§ THE TASK: Exclude images, then output the remaining data verbatim.

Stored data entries
▶
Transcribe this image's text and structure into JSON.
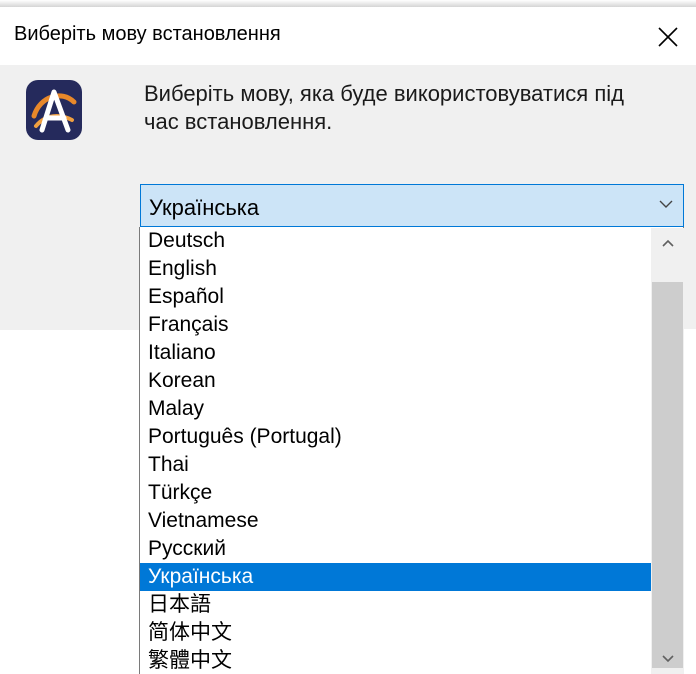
{
  "window": {
    "title": "Виберіть мову встановлення",
    "close_icon": "close-icon"
  },
  "app_icon": "installer-logo-icon",
  "prompt": {
    "line1": "Виберіть мову, яка буде використовуватися під",
    "line2": "час встановлення."
  },
  "combo": {
    "value": "Українська",
    "arrow_icon": "chevron-down-icon"
  },
  "dropdown": {
    "items": [
      "Deutsch",
      "English",
      "Español",
      "Français",
      "Italiano",
      "Korean",
      "Malay",
      "Português (Portugal)",
      "Thai",
      "Türkçe",
      "Vietnamese",
      "Русский",
      "Українська",
      "日本語",
      "简体中文",
      "繁體中文"
    ],
    "selected": "Українська",
    "scroll_up_icon": "scroll-up-arrow-icon",
    "scroll_down_icon": "scroll-down-arrow-icon"
  },
  "colors": {
    "accent": "#0078d7",
    "combo_bg": "#cce4f7",
    "dialog_bg": "#f0f0f0",
    "scroll_thumb": "#cdcdcd"
  }
}
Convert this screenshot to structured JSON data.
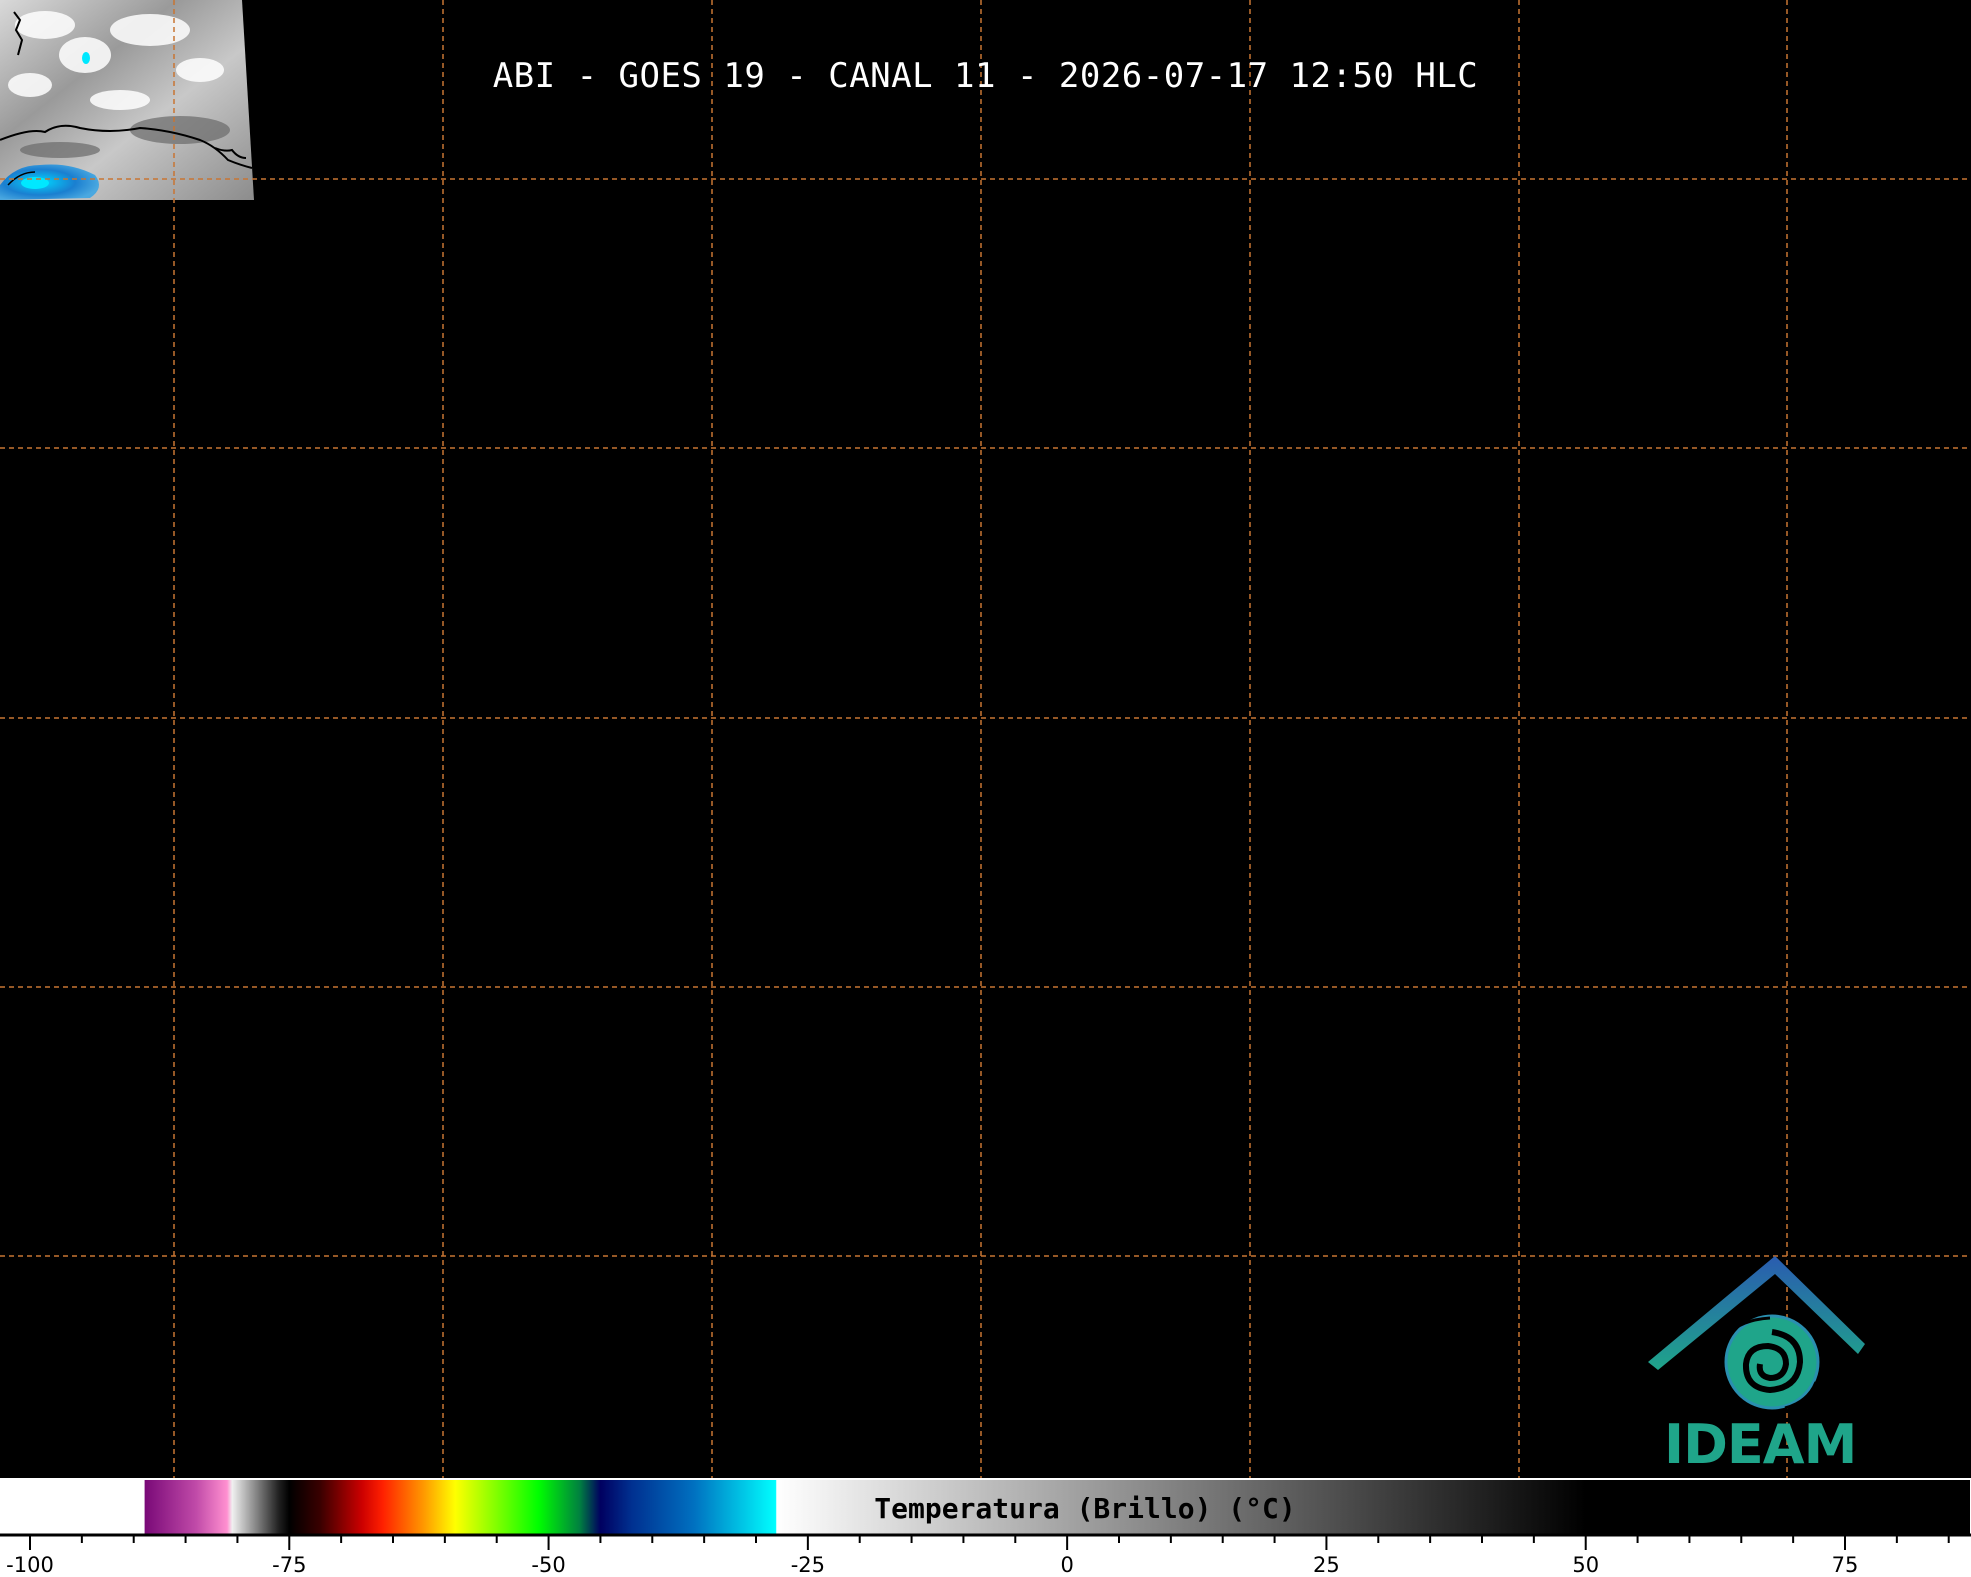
{
  "title": "ABI - GOES 19 - CANAL 11 - 2026-07-17 12:50 HLC",
  "colors": {
    "background": "#000000",
    "grid": "#c87533",
    "coastline": "#000000",
    "logo_blue": "#2a6db0",
    "logo_green": "#1fa58a"
  },
  "logo": {
    "name": "ideam-logo",
    "text": "IDEAM"
  },
  "colorbar": {
    "label": "Temperatura (Brillo) (°C)",
    "range": [
      -100,
      85
    ],
    "major_ticks": [
      -100,
      -75,
      -50,
      -25,
      0,
      25,
      50,
      75
    ],
    "major_labels": [
      "-100",
      "-75",
      "-50",
      "-25",
      "0",
      "25",
      "50",
      "75"
    ],
    "minor_step": 5,
    "stops": [
      {
        "v": -100,
        "c": "#ffffff"
      },
      {
        "v": -89,
        "c": "#ffffff"
      },
      {
        "v": -88.9,
        "c": "#7a0a78"
      },
      {
        "v": -84,
        "c": "#c04aa8"
      },
      {
        "v": -81,
        "c": "#ff90d0"
      },
      {
        "v": -80.5,
        "c": "#f0f0f0"
      },
      {
        "v": -76,
        "c": "#202020"
      },
      {
        "v": -75,
        "c": "#000000"
      },
      {
        "v": -72,
        "c": "#3a0000"
      },
      {
        "v": -68,
        "c": "#cc0000"
      },
      {
        "v": -66,
        "c": "#ff2000"
      },
      {
        "v": -62,
        "c": "#ff9a00"
      },
      {
        "v": -59,
        "c": "#ffff00"
      },
      {
        "v": -55,
        "c": "#80ff00"
      },
      {
        "v": -51,
        "c": "#00ff00"
      },
      {
        "v": -47,
        "c": "#008040"
      },
      {
        "v": -45,
        "c": "#000060"
      },
      {
        "v": -42,
        "c": "#003090"
      },
      {
        "v": -36,
        "c": "#0070c0"
      },
      {
        "v": -28.1,
        "c": "#00ffff"
      },
      {
        "v": -28,
        "c": "#ffffff"
      },
      {
        "v": 50,
        "c": "#000000"
      },
      {
        "v": 85,
        "c": "#000000"
      }
    ]
  }
}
◀
§ OUTPUT FOR THIS TASK:
Transcribe this image's text and structure into JSON.
{
  "window": {
    "title": "Виберіть мову встановлення",
    "close_icon": "close-icon"
  },
  "app_icon": "installer-logo-icon",
  "prompt": {
    "line1": "Виберіть мову, яка буде використовуватися під",
    "line2": "час встановлення."
  },
  "combo": {
    "value": "Українська",
    "arrow_icon": "chevron-down-icon"
  },
  "dropdown": {
    "items": [
      "Deutsch",
      "English",
      "Español",
      "Français",
      "Italiano",
      "Korean",
      "Malay",
      "Português (Portugal)",
      "Thai",
      "Türkçe",
      "Vietnamese",
      "Русский",
      "Українська",
      "日本語",
      "简体中文",
      "繁體中文"
    ],
    "selected": "Українська",
    "scroll_up_icon": "scroll-up-arrow-icon",
    "scroll_down_icon": "scroll-down-arrow-icon"
  },
  "colors": {
    "accent": "#0078d7",
    "combo_bg": "#cce4f7",
    "dialog_bg": "#f0f0f0",
    "scroll_thumb": "#cdcdcd"
  }
}
Convert this screenshot to structured JSON data.
{
  "title": "ABI - GOES 19 - CANAL 11 - 2026-07-17 12:50 HLC",
  "colors": {
    "background": "#000000",
    "grid": "#c87533",
    "coastline": "#000000",
    "logo_blue": "#2a6db0",
    "logo_green": "#1fa58a"
  },
  "logo": {
    "name": "ideam-logo",
    "text": "IDEAM"
  },
  "colorbar": {
    "label": "Temperatura (Brillo) (°C)",
    "range": [
      -100,
      85
    ],
    "major_ticks": [
      -100,
      -75,
      -50,
      -25,
      0,
      25,
      50,
      75
    ],
    "major_labels": [
      "-100",
      "-75",
      "-50",
      "-25",
      "0",
      "25",
      "50",
      "75"
    ],
    "minor_step": 5,
    "stops": [
      {
        "v": -100,
        "c": "#ffffff"
      },
      {
        "v": -89,
        "c": "#ffffff"
      },
      {
        "v": -88.9,
        "c": "#7a0a78"
      },
      {
        "v": -84,
        "c": "#c04aa8"
      },
      {
        "v": -81,
        "c": "#ff90d0"
      },
      {
        "v": -80.5,
        "c": "#f0f0f0"
      },
      {
        "v": -76,
        "c": "#202020"
      },
      {
        "v": -75,
        "c": "#000000"
      },
      {
        "v": -72,
        "c": "#3a0000"
      },
      {
        "v": -68,
        "c": "#cc0000"
      },
      {
        "v": -66,
        "c": "#ff2000"
      },
      {
        "v": -62,
        "c": "#ff9a00"
      },
      {
        "v": -59,
        "c": "#ffff00"
      },
      {
        "v": -55,
        "c": "#80ff00"
      },
      {
        "v": -51,
        "c": "#00ff00"
      },
      {
        "v": -47,
        "c": "#008040"
      },
      {
        "v": -45,
        "c": "#000060"
      },
      {
        "v": -42,
        "c": "#003090"
      },
      {
        "v": -36,
        "c": "#0070c0"
      },
      {
        "v": -28.1,
        "c": "#00ffff"
      },
      {
        "v": -28,
        "c": "#ffffff"
      },
      {
        "v": 50,
        "c": "#000000"
      },
      {
        "v": 85,
        "c": "#000000"
      }
    ]
  }
}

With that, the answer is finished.